-------- Source data --------
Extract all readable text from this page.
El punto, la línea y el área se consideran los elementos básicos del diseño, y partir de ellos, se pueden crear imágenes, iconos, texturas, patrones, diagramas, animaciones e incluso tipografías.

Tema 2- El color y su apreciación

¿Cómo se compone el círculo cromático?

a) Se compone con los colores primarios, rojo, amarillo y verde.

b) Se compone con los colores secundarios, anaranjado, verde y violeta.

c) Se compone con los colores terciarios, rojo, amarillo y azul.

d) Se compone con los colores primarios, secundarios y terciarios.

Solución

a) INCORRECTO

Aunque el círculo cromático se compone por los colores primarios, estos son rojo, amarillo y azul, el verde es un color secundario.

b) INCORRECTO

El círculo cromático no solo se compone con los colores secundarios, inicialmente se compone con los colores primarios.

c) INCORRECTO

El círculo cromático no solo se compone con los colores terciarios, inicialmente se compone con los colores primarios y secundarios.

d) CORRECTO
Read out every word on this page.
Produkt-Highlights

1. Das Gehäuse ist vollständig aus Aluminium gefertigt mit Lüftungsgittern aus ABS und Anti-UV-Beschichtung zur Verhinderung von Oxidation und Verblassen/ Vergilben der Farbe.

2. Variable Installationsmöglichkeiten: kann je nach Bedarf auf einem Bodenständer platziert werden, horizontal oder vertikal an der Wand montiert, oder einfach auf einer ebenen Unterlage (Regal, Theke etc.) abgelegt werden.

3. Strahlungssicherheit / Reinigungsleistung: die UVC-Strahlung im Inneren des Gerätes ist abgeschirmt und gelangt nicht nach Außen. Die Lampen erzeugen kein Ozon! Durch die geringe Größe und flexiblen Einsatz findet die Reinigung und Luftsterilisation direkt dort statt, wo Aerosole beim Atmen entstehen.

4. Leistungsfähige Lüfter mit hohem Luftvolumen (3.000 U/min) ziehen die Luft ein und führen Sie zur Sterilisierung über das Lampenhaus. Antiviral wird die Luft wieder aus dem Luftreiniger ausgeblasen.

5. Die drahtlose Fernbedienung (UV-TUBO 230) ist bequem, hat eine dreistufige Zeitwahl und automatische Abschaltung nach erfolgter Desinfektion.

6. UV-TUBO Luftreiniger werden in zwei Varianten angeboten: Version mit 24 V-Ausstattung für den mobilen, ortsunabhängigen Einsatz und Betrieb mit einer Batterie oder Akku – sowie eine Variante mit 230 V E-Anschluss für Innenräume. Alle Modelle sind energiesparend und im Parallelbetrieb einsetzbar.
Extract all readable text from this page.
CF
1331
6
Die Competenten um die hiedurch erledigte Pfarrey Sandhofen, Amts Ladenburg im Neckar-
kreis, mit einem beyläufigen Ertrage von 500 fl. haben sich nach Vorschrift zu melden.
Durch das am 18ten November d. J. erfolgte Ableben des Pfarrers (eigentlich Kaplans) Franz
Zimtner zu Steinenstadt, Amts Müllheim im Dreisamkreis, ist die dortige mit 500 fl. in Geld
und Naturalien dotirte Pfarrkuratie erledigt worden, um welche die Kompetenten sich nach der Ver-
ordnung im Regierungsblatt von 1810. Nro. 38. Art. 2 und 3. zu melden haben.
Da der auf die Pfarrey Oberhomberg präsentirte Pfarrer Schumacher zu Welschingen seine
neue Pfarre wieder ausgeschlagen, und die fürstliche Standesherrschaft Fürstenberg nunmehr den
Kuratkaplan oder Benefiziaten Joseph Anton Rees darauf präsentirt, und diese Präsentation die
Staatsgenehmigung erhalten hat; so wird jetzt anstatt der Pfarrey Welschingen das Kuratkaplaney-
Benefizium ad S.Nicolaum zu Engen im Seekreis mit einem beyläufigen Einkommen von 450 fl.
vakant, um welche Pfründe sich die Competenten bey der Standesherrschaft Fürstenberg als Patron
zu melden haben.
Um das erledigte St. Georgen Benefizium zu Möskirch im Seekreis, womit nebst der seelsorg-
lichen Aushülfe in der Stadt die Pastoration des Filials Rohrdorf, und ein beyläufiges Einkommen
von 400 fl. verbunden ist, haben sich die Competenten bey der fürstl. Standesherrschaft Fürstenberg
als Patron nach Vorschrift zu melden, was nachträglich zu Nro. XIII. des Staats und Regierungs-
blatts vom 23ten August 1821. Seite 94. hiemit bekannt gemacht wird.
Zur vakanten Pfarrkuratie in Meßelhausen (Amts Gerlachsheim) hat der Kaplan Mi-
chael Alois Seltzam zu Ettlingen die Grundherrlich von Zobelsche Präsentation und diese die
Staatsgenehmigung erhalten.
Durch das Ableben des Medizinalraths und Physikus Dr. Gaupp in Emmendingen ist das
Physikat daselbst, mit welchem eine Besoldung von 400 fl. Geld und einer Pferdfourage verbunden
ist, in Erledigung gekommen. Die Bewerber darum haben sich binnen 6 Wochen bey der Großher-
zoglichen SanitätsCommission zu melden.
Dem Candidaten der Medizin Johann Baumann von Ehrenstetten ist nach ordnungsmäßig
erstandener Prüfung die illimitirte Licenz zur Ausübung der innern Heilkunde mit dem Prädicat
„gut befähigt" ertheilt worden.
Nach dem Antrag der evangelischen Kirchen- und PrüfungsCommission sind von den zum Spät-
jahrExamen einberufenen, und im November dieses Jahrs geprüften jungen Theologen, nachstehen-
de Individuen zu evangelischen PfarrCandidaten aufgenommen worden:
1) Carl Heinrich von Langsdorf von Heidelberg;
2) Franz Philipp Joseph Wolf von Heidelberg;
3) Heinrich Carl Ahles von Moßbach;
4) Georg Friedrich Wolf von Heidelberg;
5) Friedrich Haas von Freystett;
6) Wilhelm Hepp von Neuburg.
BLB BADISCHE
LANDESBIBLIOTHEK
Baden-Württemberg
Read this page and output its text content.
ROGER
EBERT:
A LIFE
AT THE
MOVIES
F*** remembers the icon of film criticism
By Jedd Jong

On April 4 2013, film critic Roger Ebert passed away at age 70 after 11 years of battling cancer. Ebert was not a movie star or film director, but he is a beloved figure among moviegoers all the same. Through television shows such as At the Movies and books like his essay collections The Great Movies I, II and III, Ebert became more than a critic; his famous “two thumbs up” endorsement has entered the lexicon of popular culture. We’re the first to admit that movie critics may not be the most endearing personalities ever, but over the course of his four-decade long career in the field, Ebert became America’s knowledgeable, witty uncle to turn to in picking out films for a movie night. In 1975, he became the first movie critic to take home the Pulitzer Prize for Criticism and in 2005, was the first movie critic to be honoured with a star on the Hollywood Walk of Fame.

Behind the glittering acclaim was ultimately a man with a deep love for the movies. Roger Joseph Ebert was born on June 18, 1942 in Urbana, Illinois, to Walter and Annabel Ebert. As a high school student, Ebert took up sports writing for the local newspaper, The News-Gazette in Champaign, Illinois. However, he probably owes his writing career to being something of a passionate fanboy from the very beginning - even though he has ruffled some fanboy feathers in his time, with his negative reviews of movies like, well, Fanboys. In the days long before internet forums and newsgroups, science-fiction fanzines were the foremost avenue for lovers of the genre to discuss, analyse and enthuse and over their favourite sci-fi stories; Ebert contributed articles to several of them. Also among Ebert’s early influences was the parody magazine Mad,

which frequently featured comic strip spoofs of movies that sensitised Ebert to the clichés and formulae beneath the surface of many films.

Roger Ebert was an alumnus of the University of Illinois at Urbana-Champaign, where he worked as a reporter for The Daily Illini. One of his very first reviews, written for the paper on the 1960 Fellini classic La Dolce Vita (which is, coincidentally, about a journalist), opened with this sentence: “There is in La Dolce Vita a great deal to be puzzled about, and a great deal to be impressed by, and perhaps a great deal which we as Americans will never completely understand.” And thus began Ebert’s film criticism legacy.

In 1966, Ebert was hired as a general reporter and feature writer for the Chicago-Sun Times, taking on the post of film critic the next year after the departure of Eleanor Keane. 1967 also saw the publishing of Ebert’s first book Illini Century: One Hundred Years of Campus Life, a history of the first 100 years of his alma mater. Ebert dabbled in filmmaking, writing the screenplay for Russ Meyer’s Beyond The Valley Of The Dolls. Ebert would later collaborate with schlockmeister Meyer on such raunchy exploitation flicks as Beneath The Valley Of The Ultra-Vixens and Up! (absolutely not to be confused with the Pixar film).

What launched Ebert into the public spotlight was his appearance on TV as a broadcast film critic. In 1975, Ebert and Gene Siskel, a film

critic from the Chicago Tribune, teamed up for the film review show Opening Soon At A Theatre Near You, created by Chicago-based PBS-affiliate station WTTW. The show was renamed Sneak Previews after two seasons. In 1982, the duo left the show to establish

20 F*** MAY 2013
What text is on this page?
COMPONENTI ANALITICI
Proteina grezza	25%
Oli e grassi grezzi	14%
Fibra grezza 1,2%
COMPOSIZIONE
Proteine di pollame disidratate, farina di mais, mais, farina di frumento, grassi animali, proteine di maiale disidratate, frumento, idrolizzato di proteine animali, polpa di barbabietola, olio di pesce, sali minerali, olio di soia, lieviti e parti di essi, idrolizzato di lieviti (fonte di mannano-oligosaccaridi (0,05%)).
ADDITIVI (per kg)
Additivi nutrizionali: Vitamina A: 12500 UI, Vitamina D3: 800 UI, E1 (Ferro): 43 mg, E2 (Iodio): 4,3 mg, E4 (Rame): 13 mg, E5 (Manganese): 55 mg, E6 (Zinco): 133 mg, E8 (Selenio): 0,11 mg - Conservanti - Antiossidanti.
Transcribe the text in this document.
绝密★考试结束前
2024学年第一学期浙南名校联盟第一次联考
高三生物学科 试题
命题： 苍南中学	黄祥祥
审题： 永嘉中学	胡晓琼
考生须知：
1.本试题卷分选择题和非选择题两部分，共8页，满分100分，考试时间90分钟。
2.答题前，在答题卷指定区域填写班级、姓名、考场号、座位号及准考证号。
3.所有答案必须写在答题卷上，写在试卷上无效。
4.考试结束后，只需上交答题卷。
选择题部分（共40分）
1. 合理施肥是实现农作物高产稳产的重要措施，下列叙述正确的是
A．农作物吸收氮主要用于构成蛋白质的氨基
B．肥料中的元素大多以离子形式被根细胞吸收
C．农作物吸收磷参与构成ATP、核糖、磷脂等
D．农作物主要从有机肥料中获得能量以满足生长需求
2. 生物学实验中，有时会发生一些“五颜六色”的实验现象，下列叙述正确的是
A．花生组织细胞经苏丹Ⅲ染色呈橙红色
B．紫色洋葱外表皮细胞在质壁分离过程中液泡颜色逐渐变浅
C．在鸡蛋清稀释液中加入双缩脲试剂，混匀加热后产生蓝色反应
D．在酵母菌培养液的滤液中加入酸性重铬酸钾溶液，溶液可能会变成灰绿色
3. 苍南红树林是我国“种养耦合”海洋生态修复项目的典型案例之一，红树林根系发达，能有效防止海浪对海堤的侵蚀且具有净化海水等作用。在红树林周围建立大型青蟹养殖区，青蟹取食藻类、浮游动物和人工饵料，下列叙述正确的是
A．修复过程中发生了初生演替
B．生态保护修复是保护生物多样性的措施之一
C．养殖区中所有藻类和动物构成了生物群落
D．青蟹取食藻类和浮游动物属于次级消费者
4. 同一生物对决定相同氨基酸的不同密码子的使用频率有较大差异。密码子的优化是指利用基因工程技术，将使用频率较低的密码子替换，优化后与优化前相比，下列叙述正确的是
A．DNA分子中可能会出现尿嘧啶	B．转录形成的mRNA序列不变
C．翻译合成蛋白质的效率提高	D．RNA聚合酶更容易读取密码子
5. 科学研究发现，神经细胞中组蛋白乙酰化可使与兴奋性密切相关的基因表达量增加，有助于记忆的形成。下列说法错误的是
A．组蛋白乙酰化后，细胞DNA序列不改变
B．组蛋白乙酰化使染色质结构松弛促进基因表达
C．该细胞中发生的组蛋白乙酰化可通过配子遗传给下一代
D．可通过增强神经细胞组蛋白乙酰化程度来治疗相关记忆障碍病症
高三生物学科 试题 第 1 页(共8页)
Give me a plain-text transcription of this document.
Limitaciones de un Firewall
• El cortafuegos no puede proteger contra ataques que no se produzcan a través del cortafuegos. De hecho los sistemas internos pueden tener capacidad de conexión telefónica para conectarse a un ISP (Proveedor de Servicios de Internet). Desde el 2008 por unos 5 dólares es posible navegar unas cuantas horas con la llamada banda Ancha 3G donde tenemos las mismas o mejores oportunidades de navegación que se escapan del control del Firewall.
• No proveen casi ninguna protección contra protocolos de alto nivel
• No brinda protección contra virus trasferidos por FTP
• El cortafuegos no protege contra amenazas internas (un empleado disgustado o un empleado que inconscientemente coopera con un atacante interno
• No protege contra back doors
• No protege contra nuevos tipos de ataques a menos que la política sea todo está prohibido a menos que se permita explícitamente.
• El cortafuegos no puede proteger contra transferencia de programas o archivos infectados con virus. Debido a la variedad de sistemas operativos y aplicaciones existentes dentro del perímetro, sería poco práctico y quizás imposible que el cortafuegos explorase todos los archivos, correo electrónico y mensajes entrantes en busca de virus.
--------
## Exercise requirements
Each line from the one containing "Give me a plain-text" through the end of the material must be output exactly, and no other line.

## Task result
Give me a plain-text transcription of this document.
Limitaciones de un Firewall
• El cortafuegos no puede proteger contra ataques que no se produzcan a través del cortafuegos. De hecho los sistemas internos pueden tener capacidad de conexión telefónica para conectarse a un ISP (Proveedor de Servicios de Internet). Desde el 2008 por unos 5 dólares es posible navegar unas cuantas horas con la llamada banda Ancha 3G donde tenemos las mismas o mejores oportunidades de navegación que se escapan del control del Firewall.
• No proveen casi ninguna protección contra protocolos de alto nivel
• No brinda protección contra virus trasferidos por FTP
• El cortafuegos no protege contra amenazas internas (un empleado disgustado o un empleado que inconscientemente coopera con un atacante interno
• No protege contra back doors
• No protege contra nuevos tipos de ataques a menos que la política sea todo está prohibido a menos que se permita explícitamente.
• El cortafuegos no puede proteger contra transferencia de programas o archivos infectados con virus. Debido a la variedad de sistemas operativos y aplicaciones existentes dentro del perímetro, sería poco práctico y quizás imposible que el cortafuegos explorase todos los archivos, correo electrónico y mensajes entrantes en busca de virus.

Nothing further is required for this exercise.